List every line of the material below that contains the string "elements", copying each line in full. Case counts, so the match must be exact.

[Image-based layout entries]
◇ ◇ ◇

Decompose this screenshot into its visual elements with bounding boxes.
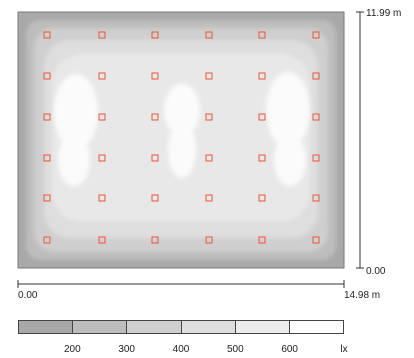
luminaire-marker: [258, 236, 266, 244]
legend-swatch: [288, 320, 345, 334]
luminaire-marker: [43, 72, 51, 80]
luminaire-marker: [151, 31, 159, 39]
luminaire-marker: [43, 194, 51, 202]
luminaire-marker: [98, 72, 106, 80]
luminaire-marker: [258, 113, 266, 121]
legend-tick-label: 600: [281, 344, 298, 355]
luminaire-marker: [98, 236, 106, 244]
luminaire-marker: [312, 113, 320, 121]
luminaire-marker: [258, 154, 266, 162]
luminaire-marker: [43, 236, 51, 244]
luminaire-marker: [43, 113, 51, 121]
luminaire-marker: [205, 236, 213, 244]
legend-tick-label: 300: [118, 344, 135, 355]
luminaire-marker: [205, 31, 213, 39]
luminaire-marker: [312, 154, 320, 162]
luminaire-marker: [151, 72, 159, 80]
legend-tick-label: 500: [226, 344, 244, 355]
width-label: 14.98 m: [344, 290, 381, 301]
luminaire-grid: [43, 31, 320, 244]
legend-swatch: [180, 320, 236, 334]
luminaire-marker: [312, 194, 320, 202]
legend-tick-label: 200: [63, 344, 81, 355]
luminaire-marker: [258, 72, 266, 80]
origin-y-label: 0.00: [366, 266, 386, 277]
dimension-y: [356, 11, 364, 269]
luminaire-marker: [205, 72, 213, 80]
origin-x-label: 0.00: [18, 290, 38, 301]
luminaire-marker: [258, 31, 266, 39]
luminaire-marker: [98, 113, 106, 121]
illuminance-legend: [18, 320, 345, 334]
legend-swatch: [72, 320, 128, 334]
luminaire-marker: [98, 154, 106, 162]
isolux-band-600: [54, 72, 310, 186]
legend-swatch: [234, 320, 290, 334]
luminaire-marker: [98, 194, 106, 202]
luminaire-marker: [258, 194, 266, 202]
luminaire-marker: [312, 72, 320, 80]
luminaire-marker: [151, 154, 159, 162]
luminaire-marker: [312, 236, 320, 244]
luminaire-marker: [151, 194, 159, 202]
luminaire-marker: [205, 113, 213, 121]
luminaire-marker: [205, 194, 213, 202]
luminaire-marker: [43, 154, 51, 162]
dimension-x: [17, 280, 345, 288]
luminaire-marker: [205, 154, 213, 162]
luminaire-marker: [151, 113, 159, 121]
luminaire-marker: [151, 236, 159, 244]
room-outline: [17, 11, 345, 269]
isolux-bands: [18, 12, 344, 268]
legend-tick-label: 400: [172, 344, 190, 355]
luminaire-marker: [98, 31, 106, 39]
height-label: 11.99 m: [366, 8, 402, 19]
luminaire-marker: [43, 31, 51, 39]
legend-unit-label: lx: [340, 344, 348, 355]
luminaire-marker: [312, 31, 320, 39]
legend-swatch: [18, 320, 74, 334]
legend-swatch: [126, 320, 182, 334]
legend-ticks: 200 300 400 500 600 lx: [18, 344, 398, 356]
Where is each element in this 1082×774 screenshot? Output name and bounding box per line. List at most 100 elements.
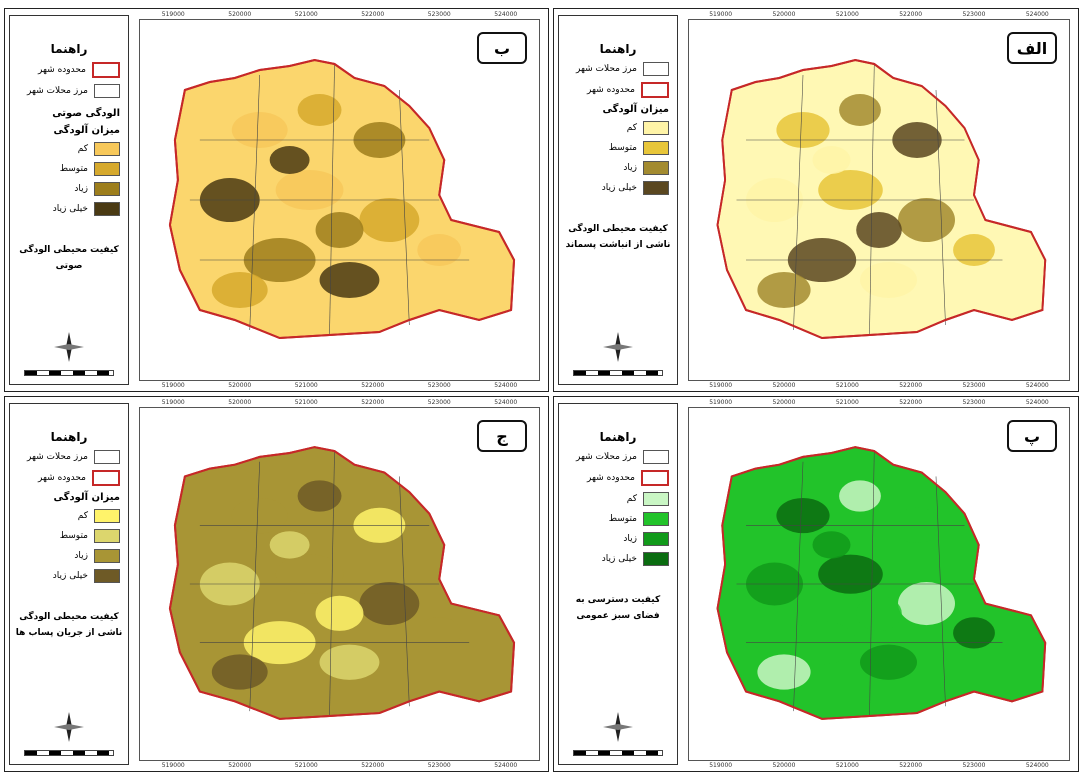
x-tick-label: 523000 [427,382,451,389]
pollution-zone [812,531,851,559]
pollution-zone [231,112,288,148]
x-tick-label: 519000 [161,11,185,18]
map-area: 519000 520000 521000 522000 523000 524000 519… [139,11,540,389]
pollution-zone [211,654,268,690]
legend-item-high: زیاد [10,182,120,196]
x-tick-label: 523000 [962,382,986,389]
pollution-zone [898,198,955,242]
pollution-zone [953,617,995,649]
panel-badge: ب [477,32,527,64]
legend: راهنما مرز محلات شهر محدوده شهر کم متوسط… [558,403,678,765]
legend-item-city-limits: محدوده شهر [559,470,669,486]
pollution-zone [776,112,830,148]
pollution-zone [818,170,883,210]
legend-item-very-high: خیلی زیاد [10,569,120,583]
scale-bar [24,750,114,756]
x-ticks-top: 519000 520000 521000 522000 523000 524000 [140,399,539,406]
neighborhood-boundary [399,89,410,326]
x-tick-label: 524000 [494,11,518,18]
legend-heading-level: میزان آلودگی [53,125,120,136]
legend-heading-noise: الودگی صوتی [52,108,120,119]
neighborhood-boundary [399,476,410,707]
x-tick-label: 524000 [494,382,518,389]
x-tick-label: 523000 [962,762,986,769]
x-tick-label: 520000 [772,762,796,769]
pollution-zone [315,212,364,248]
map-area: 519000 520000 521000 522000 523000 524000 519… [139,399,540,769]
scale-bar [24,370,114,376]
neighborhood-boundary [869,451,875,717]
x-tick-label: 522000 [899,762,923,769]
legend-item-very-high: خیلی زیاد [10,202,120,216]
x-tick-label: 524000 [494,399,518,406]
legend-item-neighborhoods: مرز محلات شهر [10,450,120,464]
panel-badge: ج [477,420,527,452]
map-description: کیفیت دسترسی به فضای سبز عمومی [575,595,661,621]
x-tick-label: 521000 [294,762,318,769]
x-tick-label: 520000 [772,399,796,406]
x-tick-label: 524000 [1025,11,1049,18]
x-ticks-top: 519000 520000 521000 522000 523000 524000 [689,399,1069,406]
x-tick-label: 523000 [962,399,986,406]
x-tick-label: 523000 [427,399,451,406]
x-tick-label: 522000 [899,399,923,406]
pollution-zone [776,497,830,534]
pollution-zone [319,262,380,298]
city-map [168,58,516,340]
city-map [168,446,516,720]
x-tick-label: 519000 [709,399,733,406]
scale-bar [573,750,663,756]
pollution-zone [856,595,902,631]
x-ticks-top: 519000 520000 521000 522000 523000 524000 [689,11,1069,18]
north-arrow-icon [603,712,633,742]
map-area: 519000 520000 521000 522000 523000 524000 519… [688,11,1070,389]
neighborhood-boundary [329,64,335,336]
city-limits-outline [168,58,516,340]
neighborhood-boundary [329,451,335,717]
legend-item-very-high: خیلی زیاد [559,552,669,566]
scale-bar [573,370,663,376]
x-tick-label: 519000 [161,399,185,406]
x-tick-label: 520000 [772,11,796,18]
legend: راهنما مرز محلات شهر محدوده شهر میزان آل… [558,15,678,385]
x-tick-label: 522000 [361,762,385,769]
x-tick-label: 519000 [709,382,733,389]
neighborhood-boundary [249,461,260,712]
x-tick-label: 519000 [709,762,733,769]
pollution-zone [856,212,902,248]
x-tick-label: 520000 [228,382,252,389]
pollution-zone [757,272,811,308]
x-tick-label: 519000 [161,382,185,389]
pollution-zone [275,170,344,210]
city-limits-outline [716,446,1047,720]
x-tick-label: 520000 [228,399,252,406]
pollution-zone [319,644,380,680]
neighborhood-boundary [935,89,946,326]
city-limits-outline [168,446,516,720]
legend-item-low: کم [10,142,120,156]
x-tick-label: 522000 [361,11,385,18]
map-description: کیفیت محیطی الودگی صوتی [19,245,119,271]
x-tick-label: 522000 [361,382,385,389]
pollution-zone [269,531,310,559]
map-panel-alef: راهنما مرز محلات شهر محدوده شهر میزان آل… [553,8,1079,392]
pollution-zone [275,554,344,594]
x-tick-label: 524000 [1025,762,1049,769]
legend-title: راهنما [50,430,88,444]
city-map [716,58,1047,340]
legend-item-city-limits: محدوده شهر [10,62,120,78]
pollution-zone [860,644,917,680]
legend-item-high: زیاد [10,549,120,563]
x-tick-label: 524000 [494,762,518,769]
pollution-zone [812,146,851,174]
legend-heading-level: میزان آلودگی [602,104,669,115]
neighborhood-boundary [793,461,804,712]
pollution-zone [898,582,955,626]
legend-title: راهنما [599,42,637,56]
x-tick-label: 521000 [835,11,859,18]
x-tick-label: 520000 [772,382,796,389]
pollution-zone [211,272,268,308]
north-arrow-icon [603,332,633,362]
panel-badge: پ [1007,420,1057,452]
pollution-zone [269,146,310,174]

◇ ◇ ◇

> Exercise result:
Decompose this screenshot into its visual elements with bounding boxes.
Where is each element in this 1082×774 screenshot? Output name and bounding box per line. List at most 100 elements.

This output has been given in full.